● **Task statement**: Copy all the material that follows, keeping every character the same.

● **Stored rows**:
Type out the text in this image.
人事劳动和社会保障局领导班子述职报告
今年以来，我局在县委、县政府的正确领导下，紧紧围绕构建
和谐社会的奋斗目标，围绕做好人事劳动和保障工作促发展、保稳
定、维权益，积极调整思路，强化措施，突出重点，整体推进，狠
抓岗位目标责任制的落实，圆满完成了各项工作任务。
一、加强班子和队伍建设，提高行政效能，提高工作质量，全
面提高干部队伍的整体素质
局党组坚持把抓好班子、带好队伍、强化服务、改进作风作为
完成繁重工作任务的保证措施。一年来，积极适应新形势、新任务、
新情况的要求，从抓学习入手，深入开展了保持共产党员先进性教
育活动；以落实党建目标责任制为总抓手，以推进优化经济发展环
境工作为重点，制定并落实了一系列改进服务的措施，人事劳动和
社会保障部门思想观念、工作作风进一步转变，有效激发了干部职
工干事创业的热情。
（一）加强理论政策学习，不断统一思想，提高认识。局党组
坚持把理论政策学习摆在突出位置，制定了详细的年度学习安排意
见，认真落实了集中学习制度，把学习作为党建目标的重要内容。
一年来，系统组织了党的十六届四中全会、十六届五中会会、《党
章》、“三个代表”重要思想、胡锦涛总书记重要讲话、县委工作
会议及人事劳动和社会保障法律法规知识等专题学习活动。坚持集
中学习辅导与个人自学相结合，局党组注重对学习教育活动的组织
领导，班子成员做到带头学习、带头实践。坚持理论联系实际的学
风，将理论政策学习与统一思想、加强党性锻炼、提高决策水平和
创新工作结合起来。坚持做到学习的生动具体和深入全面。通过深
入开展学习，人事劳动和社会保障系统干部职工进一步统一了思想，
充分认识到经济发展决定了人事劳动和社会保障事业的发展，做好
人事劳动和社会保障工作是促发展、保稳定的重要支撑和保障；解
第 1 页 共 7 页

● **Written reply**:
Type out the text in this image.
人事劳动和社会保障局领导班子述职报告
今年以来，我局在县委、县政府的正确领导下，紧紧围绕构建
和谐社会的奋斗目标，围绕做好人事劳动和保障工作促发展、保稳
定、维权益，积极调整思路，强化措施，突出重点，整体推进，狠
抓岗位目标责任制的落实，圆满完成了各项工作任务。
一、加强班子和队伍建设，提高行政效能，提高工作质量，全
面提高干部队伍的整体素质
局党组坚持把抓好班子、带好队伍、强化服务、改进作风作为
完成繁重工作任务的保证措施。一年来，积极适应新形势、新任务、
新情况的要求，从抓学习入手，深入开展了保持共产党员先进性教
育活动；以落实党建目标责任制为总抓手，以推进优化经济发展环
境工作为重点，制定并落实了一系列改进服务的措施，人事劳动和
社会保障部门思想观念、工作作风进一步转变，有效激发了干部职
工干事创业的热情。
（一）加强理论政策学习，不断统一思想，提高认识。局党组
坚持把理论政策学习摆在突出位置，制定了详细的年度学习安排意
见，认真落实了集中学习制度，把学习作为党建目标的重要内容。
一年来，系统组织了党的十六届四中全会、十六届五中会会、《党
章》、“三个代表”重要思想、胡锦涛总书记重要讲话、县委工作
会议及人事劳动和社会保障法律法规知识等专题学习活动。坚持集
中学习辅导与个人自学相结合，局党组注重对学习教育活动的组织
领导，班子成员做到带头学习、带头实践。坚持理论联系实际的学
风，将理论政策学习与统一思想、加强党性锻炼、提高决策水平和
创新工作结合起来。坚持做到学习的生动具体和深入全面。通过深
入开展学习，人事劳动和社会保障系统干部职工进一步统一了思想，
充分认识到经济发展决定了人事劳动和社会保障事业的发展，做好
人事劳动和社会保障工作是促发展、保稳定的重要支撑和保障；解
第 1 页 共 7 页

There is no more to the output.